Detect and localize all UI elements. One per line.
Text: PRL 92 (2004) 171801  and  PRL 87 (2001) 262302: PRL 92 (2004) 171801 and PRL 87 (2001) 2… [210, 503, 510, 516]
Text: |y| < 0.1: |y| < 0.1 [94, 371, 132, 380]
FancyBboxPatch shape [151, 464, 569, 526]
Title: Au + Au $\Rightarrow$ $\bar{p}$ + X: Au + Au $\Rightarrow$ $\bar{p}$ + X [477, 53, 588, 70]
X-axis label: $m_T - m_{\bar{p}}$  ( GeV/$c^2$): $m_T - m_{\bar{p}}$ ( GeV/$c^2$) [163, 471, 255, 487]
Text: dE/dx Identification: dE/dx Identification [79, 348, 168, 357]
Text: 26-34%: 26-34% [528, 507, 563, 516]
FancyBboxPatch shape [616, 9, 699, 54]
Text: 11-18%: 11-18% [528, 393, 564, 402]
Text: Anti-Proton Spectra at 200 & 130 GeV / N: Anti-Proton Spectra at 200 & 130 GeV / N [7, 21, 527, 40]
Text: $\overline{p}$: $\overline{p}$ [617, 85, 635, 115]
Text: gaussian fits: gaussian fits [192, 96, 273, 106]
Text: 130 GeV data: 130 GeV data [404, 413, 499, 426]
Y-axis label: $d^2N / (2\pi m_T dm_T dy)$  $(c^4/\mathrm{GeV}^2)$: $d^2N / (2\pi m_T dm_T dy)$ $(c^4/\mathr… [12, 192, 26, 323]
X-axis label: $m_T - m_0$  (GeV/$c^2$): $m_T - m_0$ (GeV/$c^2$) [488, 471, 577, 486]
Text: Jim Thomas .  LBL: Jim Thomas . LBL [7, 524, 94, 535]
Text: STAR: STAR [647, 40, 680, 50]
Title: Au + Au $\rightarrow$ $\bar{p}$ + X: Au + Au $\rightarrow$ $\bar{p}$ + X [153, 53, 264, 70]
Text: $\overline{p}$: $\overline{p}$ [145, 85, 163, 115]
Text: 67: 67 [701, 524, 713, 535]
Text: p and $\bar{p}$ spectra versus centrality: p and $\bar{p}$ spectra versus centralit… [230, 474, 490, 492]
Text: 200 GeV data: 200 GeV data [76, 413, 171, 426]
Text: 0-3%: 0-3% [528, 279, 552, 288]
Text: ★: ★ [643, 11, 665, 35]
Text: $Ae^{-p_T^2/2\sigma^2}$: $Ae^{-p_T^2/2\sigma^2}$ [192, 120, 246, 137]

········

● DIRECTION
Pull out every line of the items above and write each one again word for word.

● FINISHED EXERCISE
Detect and localize all UI elements. One per line.
Text: PRL 92 (2004) 171801  and  PRL 87 (2001) 262302: PRL 92 (2004) 171801 and PRL 87 (2001) 2… [210, 503, 510, 516]
Text: |y| < 0.1: |y| < 0.1 [94, 371, 132, 380]
FancyBboxPatch shape [151, 464, 569, 526]
Title: Au + Au $\Rightarrow$ $\bar{p}$ + X: Au + Au $\Rightarrow$ $\bar{p}$ + X [477, 53, 588, 70]
X-axis label: $m_T - m_{\bar{p}}$  ( GeV/$c^2$): $m_T - m_{\bar{p}}$ ( GeV/$c^2$) [163, 471, 255, 487]
Text: dE/dx Identification: dE/dx Identification [79, 348, 168, 357]
Text: 26-34%: 26-34% [528, 507, 563, 516]
FancyBboxPatch shape [616, 9, 699, 54]
Text: 11-18%: 11-18% [528, 393, 564, 402]
Text: Anti-Proton Spectra at 200 & 130 GeV / N: Anti-Proton Spectra at 200 & 130 GeV / N [7, 21, 527, 40]
Text: $\overline{p}$: $\overline{p}$ [617, 85, 635, 115]
Text: gaussian fits: gaussian fits [192, 96, 273, 106]
Text: 130 GeV data: 130 GeV data [404, 413, 499, 426]
Y-axis label: $d^2N / (2\pi m_T dm_T dy)$  $(c^4/\mathrm{GeV}^2)$: $d^2N / (2\pi m_T dm_T dy)$ $(c^4/\mathr… [12, 192, 26, 323]
X-axis label: $m_T - m_0$  (GeV/$c^2$): $m_T - m_0$ (GeV/$c^2$) [488, 471, 577, 486]
Text: Jim Thomas .  LBL: Jim Thomas . LBL [7, 524, 94, 535]
Text: STAR: STAR [647, 40, 680, 50]
Title: Au + Au $\rightarrow$ $\bar{p}$ + X: Au + Au $\rightarrow$ $\bar{p}$ + X [153, 53, 264, 70]
Text: $\overline{p}$: $\overline{p}$ [145, 85, 163, 115]
Text: 67: 67 [701, 524, 713, 535]
Text: p and $\bar{p}$ spectra versus centrality: p and $\bar{p}$ spectra versus centralit… [230, 474, 490, 492]
Text: 200 GeV data: 200 GeV data [76, 413, 171, 426]
Text: 0-3%: 0-3% [528, 279, 552, 288]
Text: ★: ★ [643, 11, 665, 35]
Text: $Ae^{-p_T^2/2\sigma^2}$: $Ae^{-p_T^2/2\sigma^2}$ [192, 120, 246, 137]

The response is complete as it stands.